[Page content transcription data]
►

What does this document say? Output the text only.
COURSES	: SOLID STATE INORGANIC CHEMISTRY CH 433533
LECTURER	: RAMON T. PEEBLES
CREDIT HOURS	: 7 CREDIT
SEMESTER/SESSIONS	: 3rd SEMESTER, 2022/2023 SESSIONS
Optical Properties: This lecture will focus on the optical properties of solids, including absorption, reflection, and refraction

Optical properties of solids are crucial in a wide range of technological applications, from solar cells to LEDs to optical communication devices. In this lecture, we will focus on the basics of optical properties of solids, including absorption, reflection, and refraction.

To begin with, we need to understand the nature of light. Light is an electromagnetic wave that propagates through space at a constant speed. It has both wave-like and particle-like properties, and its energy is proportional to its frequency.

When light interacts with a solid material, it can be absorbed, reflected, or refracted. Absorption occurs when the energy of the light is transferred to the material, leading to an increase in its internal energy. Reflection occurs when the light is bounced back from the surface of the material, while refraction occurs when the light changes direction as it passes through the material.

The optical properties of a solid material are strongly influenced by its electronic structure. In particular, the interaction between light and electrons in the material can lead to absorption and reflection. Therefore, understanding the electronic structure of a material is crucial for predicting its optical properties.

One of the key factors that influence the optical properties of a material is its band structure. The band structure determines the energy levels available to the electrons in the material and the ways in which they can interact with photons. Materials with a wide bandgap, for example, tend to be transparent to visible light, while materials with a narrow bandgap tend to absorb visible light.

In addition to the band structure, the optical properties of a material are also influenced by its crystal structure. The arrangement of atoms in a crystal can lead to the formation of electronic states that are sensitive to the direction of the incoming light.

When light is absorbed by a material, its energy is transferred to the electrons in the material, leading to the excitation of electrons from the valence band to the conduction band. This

◄

## Problem statement
Go through the records and repeat each one exactly as written.

## Response area
What does this document say? Output the text only.
COURSES	: SOLID STATE INORGANIC CHEMISTRY CH 433533
LECTURER	: RAMON T. PEEBLES
CREDIT HOURS	: 7 CREDIT
SEMESTER/SESSIONS	: 3rd SEMESTER, 2022/2023 SESSIONS
Optical Properties: This lecture will focus on the optical properties of solids, including absorption, reflection, and refraction

Optical properties of solids are crucial in a wide range of technological applications, from solar cells to LEDs to optical communication devices. In this lecture, we will focus on the basics of optical properties of solids, including absorption, reflection, and refraction.

To begin with, we need to understand the nature of light. Light is an electromagnetic wave that propagates through space at a constant speed. It has both wave-like and particle-like properties, and its energy is proportional to its frequency.

When light interacts with a solid material, it can be absorbed, reflected, or refracted. Absorption occurs when the energy of the light is transferred to the material, leading to an increase in its internal energy. Reflection occurs when the light is bounced back from the surface of the material, while refraction occurs when the light changes direction as it passes through the material.

The optical properties of a solid material are strongly influenced by its electronic structure. In particular, the interaction between light and electrons in the material can lead to absorption and reflection. Therefore, understanding the electronic structure of a material is crucial for predicting its optical properties.

One of the key factors that influence the optical properties of a material is its band structure. The band structure determines the energy levels available to the electrons in the material and the ways in which they can interact with photons. Materials with a wide bandgap, for example, tend to be transparent to visible light, while materials with a narrow bandgap tend to absorb visible light.

In addition to the band structure, the optical properties of a material are also influenced by its crystal structure. The arrangement of atoms in a crystal can lead to the formation of electronic states that are sensitive to the direction of the incoming light.

When light is absorbed by a material, its energy is transferred to the electrons in the material, leading to the excitation of electrons from the valence band to the conduction band. This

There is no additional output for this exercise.